Exercise prompt: Pull each line containing "value" out of the data and copy it.

Figure record extracts:
::::::::

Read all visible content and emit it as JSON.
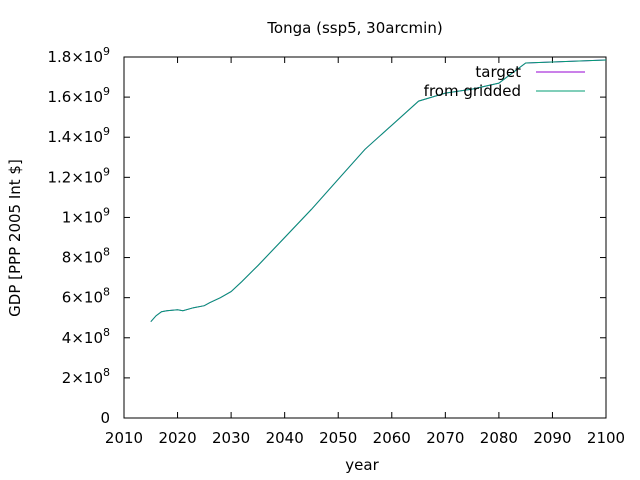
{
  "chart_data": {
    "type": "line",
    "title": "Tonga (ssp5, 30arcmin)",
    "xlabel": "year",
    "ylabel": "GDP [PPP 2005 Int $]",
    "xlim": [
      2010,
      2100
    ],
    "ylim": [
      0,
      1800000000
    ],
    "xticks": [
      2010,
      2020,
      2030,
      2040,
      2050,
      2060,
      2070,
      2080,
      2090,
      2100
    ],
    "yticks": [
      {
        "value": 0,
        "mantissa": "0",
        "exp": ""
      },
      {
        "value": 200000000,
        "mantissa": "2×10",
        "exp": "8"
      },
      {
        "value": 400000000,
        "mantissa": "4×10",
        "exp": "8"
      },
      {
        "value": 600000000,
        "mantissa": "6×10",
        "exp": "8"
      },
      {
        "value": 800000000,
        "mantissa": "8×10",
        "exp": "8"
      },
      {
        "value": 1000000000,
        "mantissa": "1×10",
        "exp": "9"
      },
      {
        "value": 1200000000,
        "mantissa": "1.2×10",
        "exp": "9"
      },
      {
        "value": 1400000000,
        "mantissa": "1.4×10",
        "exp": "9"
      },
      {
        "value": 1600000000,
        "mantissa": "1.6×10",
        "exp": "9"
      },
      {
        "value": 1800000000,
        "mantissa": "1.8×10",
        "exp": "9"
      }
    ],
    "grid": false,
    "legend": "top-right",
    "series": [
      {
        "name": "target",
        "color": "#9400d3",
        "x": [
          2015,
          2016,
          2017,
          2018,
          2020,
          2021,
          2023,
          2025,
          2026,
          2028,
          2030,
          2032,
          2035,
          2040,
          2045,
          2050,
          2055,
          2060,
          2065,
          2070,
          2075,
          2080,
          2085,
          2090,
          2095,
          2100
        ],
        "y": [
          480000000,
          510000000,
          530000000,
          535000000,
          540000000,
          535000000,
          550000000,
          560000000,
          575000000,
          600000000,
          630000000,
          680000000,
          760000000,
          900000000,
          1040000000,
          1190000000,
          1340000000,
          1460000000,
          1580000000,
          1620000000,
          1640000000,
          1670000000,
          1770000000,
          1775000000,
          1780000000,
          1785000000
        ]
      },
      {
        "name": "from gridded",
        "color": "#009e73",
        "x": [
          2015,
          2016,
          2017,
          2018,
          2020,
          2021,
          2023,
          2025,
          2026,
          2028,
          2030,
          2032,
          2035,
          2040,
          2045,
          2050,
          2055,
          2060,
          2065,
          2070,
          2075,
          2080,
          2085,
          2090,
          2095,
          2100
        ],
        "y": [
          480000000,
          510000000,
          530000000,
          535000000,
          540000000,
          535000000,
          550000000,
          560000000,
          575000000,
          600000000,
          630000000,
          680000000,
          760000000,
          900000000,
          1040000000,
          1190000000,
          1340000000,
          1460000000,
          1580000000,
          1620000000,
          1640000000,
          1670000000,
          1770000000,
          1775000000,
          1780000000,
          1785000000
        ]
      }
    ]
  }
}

::::::::

Task answer:
        "value": 0,
        "value": 200000000,
        "value": 400000000,
        "value": 600000000,
        "value": 800000000,
        "value": 1000000000,
        "value": 1200000000,
        "value": 1400000000,
        "value": 1600000000,
        "value": 1800000000,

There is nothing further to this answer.